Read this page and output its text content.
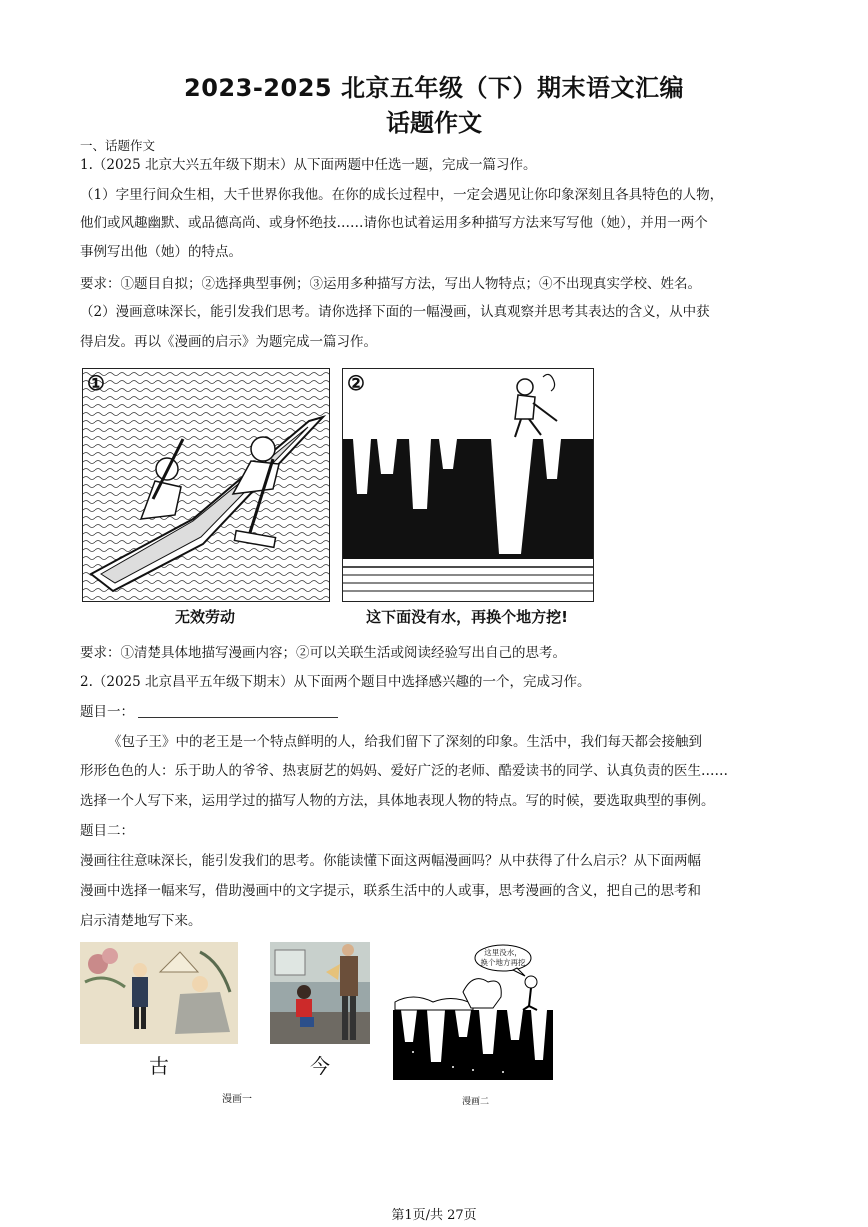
2023-2025 北京五年级（下）期末语文汇编
话题作文
一、话题作文
1.（2025 北京大兴五年级下期末）从下面两题中任选一题，完成一篇习作。
（1）字里行间众生相，大千世界你我他。在你的成长过程中，一定会遇见让你印象深刻且各具特色的人物，
他们或风趣幽默、或品德高尚、或身怀绝技……请你也试着运用多种描写方法来写写他（她），并用一两个
事例写出他（她）的特点。
要求：①题目自拟；②选择典型事例；③运用多种描写方法，写出人物特点；④不出现真实学校、姓名。
（2）漫画意味深长，能引发我们思考。请你选择下面的一幅漫画，认真观察并思考其表达的含义，从中获
得启发。再以《漫画的启示》为题完成一篇习作。
①
无效劳动
②
这下面没有水，再换个地方挖!
要求：①清楚具体地描写漫画内容；②可以关联生活或阅读经验写出自己的思考。
2.（2025 北京昌平五年级下期末）从下面两个题目中选择感兴趣的一个，完成习作。
题目一：
《包子王》中的老王是一个特点鲜明的人，给我们留下了深刻的印象。生活中，我们每天都会接触到
形形色色的人：乐于助人的爷爷、热衷厨艺的妈妈、爱好广泛的老师、酷爱读书的同学、认真负责的医生……
选择一个人写下来，运用学过的描写人物的方法，具体地表现人物的特点。写的时候，要选取典型的事例。
题目二：
漫画往往意味深长，能引发我们的思考。你能读懂下面这两幅漫画吗？从中获得了什么启示？从下面两幅
漫画中选择一幅来写，借助漫画中的文字提示，联系生活中的人或事，思考漫画的含义，把自己的思考和
启示清楚地写下来。
古	今
这里没水，
换个地方再挖
漫画一	漫画二
第1页/共 27页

**Exercise**:
What you return should match the records above word for word, minus the pictures.

**Exercise answer**:
Read this page and output its text content.
2023-2025 北京五年级（下）期末语文汇编
话题作文
一、话题作文
1.（2025 北京大兴五年级下期末）从下面两题中任选一题，完成一篇习作。
（1）字里行间众生相，大千世界你我他。在你的成长过程中，一定会遇见让你印象深刻且各具特色的人物，
他们或风趣幽默、或品德高尚、或身怀绝技……请你也试着运用多种描写方法来写写他（她），并用一两个
事例写出他（她）的特点。
要求：①题目自拟；②选择典型事例；③运用多种描写方法，写出人物特点；④不出现真实学校、姓名。
（2）漫画意味深长，能引发我们思考。请你选择下面的一幅漫画，认真观察并思考其表达的含义，从中获
得启发。再以《漫画的启示》为题完成一篇习作。
①
无效劳动
②
这下面没有水，再换个地方挖!
要求：①清楚具体地描写漫画内容；②可以关联生活或阅读经验写出自己的思考。
2.（2025 北京昌平五年级下期末）从下面两个题目中选择感兴趣的一个，完成习作。
题目一：
《包子王》中的老王是一个特点鲜明的人，给我们留下了深刻的印象。生活中，我们每天都会接触到
形形色色的人：乐于助人的爷爷、热衷厨艺的妈妈、爱好广泛的老师、酷爱读书的同学、认真负责的医生……
选择一个人写下来，运用学过的描写人物的方法，具体地表现人物的特点。写的时候，要选取典型的事例。
题目二：
漫画往往意味深长，能引发我们的思考。你能读懂下面这两幅漫画吗？从中获得了什么启示？从下面两幅
漫画中选择一幅来写，借助漫画中的文字提示，联系生活中的人或事，思考漫画的含义，把自己的思考和
启示清楚地写下来。
古	今
这里没水，
换个地方再挖
漫画一	漫画二
第1页/共 27页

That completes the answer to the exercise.